===== Fragment dokumentu =====

Parlament Europejski, jako jedyna instytucja w pełni demokratycznie wybrana przez obywateli, pełni w tym zakresie szczególną funkcję. W ramach podkomisji praw człowieka, posłowie debatują nad aktualnymi wydarzeniami, krytykując rządy nierespektujące jednego z najważniejszych podstawowych praw człowieka – prawa do wolności. Do inicjatyw Parlamentu należy ustanawianie rezolucji, które zostają później przekazane do wiadomości pozostałych instytucji unijnych oraz rządów państw, których owe rezolucje dotyczą. Ogólnie znana jest też tradycja tzw. debat czwartkowych podczas sesji plenarnych w Strasburgu oraz nagroda Sacharowa wręczona działaczom na rzecz wolności myśli. Do tematów poruszanych na forum PE należą walka o wolność słowa i demokratyczne wybory, potępienie wszelkich form dyskryminacji, sprzeciw wobec przypadków kary śmierci, zwalczanie terroryzmu. Sytuacje, które ostatnio zajmowały Parlament Europejski to arabska wiosna ludów, wybory na Białorusi, czy sytuacja Julii Tymoszenko na Ukrainie. W ciągu ostatnich dwóch miesięcy głośno było też o sytuacji na Kubie, za sprawą walczących z reżimem działaczy, Damas de Blanco i Guillermo Fariñas, którzy po latach mieli możliwość odebrania swoich nagród Sacharowa.

=====

## Polecenie 1
Przepisz bez zmian wiersze rekordów od samego ich początku aż do wiersza zawierającego „anomaly-region-5 bbox=[82, 204, 152, 233]”, łącznie z tym wierszem.

===== Dane do przetworzenia =====

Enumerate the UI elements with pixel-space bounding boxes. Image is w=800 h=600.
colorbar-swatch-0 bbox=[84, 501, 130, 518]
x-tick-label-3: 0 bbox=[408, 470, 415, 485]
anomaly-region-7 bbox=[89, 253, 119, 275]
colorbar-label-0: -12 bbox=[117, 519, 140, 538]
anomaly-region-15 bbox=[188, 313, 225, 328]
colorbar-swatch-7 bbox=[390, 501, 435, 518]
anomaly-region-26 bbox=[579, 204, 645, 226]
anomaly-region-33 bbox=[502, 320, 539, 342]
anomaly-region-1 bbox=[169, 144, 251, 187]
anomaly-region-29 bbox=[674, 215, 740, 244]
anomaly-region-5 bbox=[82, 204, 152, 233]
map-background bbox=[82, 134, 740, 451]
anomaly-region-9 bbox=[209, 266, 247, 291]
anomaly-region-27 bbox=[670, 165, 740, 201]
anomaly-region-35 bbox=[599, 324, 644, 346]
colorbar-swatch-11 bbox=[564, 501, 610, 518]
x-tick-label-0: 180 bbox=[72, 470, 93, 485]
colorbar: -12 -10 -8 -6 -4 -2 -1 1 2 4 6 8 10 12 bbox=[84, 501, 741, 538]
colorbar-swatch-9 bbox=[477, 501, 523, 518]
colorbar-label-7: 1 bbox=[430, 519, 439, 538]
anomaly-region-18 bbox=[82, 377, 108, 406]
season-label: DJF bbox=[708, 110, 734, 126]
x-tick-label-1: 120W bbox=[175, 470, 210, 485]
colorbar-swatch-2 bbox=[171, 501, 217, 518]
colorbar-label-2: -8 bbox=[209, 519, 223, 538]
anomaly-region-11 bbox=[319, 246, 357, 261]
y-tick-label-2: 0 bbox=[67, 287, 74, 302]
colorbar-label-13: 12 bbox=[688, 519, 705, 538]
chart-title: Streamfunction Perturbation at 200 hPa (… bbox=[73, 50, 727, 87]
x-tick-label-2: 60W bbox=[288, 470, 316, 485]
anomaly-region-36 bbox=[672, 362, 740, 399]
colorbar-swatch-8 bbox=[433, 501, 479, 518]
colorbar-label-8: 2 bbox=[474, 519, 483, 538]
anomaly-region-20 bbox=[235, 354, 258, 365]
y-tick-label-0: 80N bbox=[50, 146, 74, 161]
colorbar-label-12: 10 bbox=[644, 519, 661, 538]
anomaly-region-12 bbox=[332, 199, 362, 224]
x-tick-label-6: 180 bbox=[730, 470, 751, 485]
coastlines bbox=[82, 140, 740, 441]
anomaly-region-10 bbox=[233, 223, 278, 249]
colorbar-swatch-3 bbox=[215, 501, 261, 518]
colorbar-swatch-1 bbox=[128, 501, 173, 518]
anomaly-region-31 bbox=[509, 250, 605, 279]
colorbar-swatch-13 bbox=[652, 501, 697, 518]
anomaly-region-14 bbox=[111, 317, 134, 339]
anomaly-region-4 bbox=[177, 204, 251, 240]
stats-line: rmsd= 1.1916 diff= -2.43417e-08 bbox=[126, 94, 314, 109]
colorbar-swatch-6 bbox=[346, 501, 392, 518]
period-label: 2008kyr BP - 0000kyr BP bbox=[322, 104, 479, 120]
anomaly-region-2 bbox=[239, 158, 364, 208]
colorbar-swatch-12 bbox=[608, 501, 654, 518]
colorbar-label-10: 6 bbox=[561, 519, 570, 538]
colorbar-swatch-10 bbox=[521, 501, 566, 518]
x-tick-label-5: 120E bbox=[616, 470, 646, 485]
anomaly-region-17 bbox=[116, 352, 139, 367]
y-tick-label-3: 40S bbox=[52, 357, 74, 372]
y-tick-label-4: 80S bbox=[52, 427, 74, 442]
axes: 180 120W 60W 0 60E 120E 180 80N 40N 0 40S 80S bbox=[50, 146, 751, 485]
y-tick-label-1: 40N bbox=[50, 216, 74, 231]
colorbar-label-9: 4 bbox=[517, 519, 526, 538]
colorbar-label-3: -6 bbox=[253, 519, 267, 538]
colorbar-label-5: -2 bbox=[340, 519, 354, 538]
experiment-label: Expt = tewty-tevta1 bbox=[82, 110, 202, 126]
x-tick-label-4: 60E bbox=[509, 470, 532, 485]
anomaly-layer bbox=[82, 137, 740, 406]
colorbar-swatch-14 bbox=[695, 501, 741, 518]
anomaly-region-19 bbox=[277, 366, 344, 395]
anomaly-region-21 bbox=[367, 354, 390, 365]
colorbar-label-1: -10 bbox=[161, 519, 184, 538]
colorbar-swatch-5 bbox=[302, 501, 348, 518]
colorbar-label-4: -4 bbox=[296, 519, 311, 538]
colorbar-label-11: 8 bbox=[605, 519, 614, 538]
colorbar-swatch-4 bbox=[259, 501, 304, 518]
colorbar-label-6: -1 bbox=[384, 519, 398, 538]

=====

## Polecenie 2
Napisz dalszy ciąg tekstu o działaniach Parlamentu Europejskiego na rzecz praw człowieka, zaczynając od miejsca po jego ostatnim zdaniu.

## Wynik 1
Enumerate the UI elements with pixel-space bounding boxes. Image is w=800 h=600.
colorbar-swatch-0 bbox=[84, 501, 130, 518]
x-tick-label-3: 0 bbox=[408, 470, 415, 485]
anomaly-region-7 bbox=[89, 253, 119, 275]
colorbar-label-0: -12 bbox=[117, 519, 140, 538]
anomaly-region-15 bbox=[188, 313, 225, 328]
colorbar-swatch-7 bbox=[390, 501, 435, 518]
anomaly-region-26 bbox=[579, 204, 645, 226]
anomaly-region-33 bbox=[502, 320, 539, 342]
anomaly-region-1 bbox=[169, 144, 251, 187]
anomaly-region-29 bbox=[674, 215, 740, 244]
anomaly-region-5 bbox=[82, 204, 152, 233]

## Wynik 2
Niewiele osób wie, że praca Parlamentu na rzecz demokracji dotyczyła nas Polaków w takim samym stopniu jak obecnie Syryjczyków, Białorusinów czy Kubańczyków. W latach 80-tych, priorytetem pierwszego wybranego Parlamentu była sytuacja krajów Europy środkowo-wschodniej. Pierwsza rezolucja w sprawie „Solidarności” została uchwalona 18 września 1980 r., a za nią m.in. rezolucje dotyczące wprowadzenia stanu wojennego, zakazu działalności „Solidarności”, procesu A. Michnika, B. Lisa i W. Frasyniuka, strajków w Nowej Hucie, czy w końcu Obrad Okrągłego Stołu. Temat państw zmagających się z totalitarnym reżimem ZSSR powracał podczas każdej sesji plenarnej w latach 1980-1989 r. Wielokrotnie potępiano wszelkie przejawy agresji i represji wobec przedstawicieli opozycji w krajach ZSRR. Podkreślano zaniepokojenie brakiem stabilności politycznej, zagrożeniem bezpieczeństwa obywateli oraz notorycznym łamaniem podstawowych praw człowieka przez władze reżimu. Wiele rezolucji dotyczyło też pomocy finansowej – ekonomicznej i humanitarnej – na rzecz pokoju i przemian gospodarczo-politycznych w krajach bloku wschodniego.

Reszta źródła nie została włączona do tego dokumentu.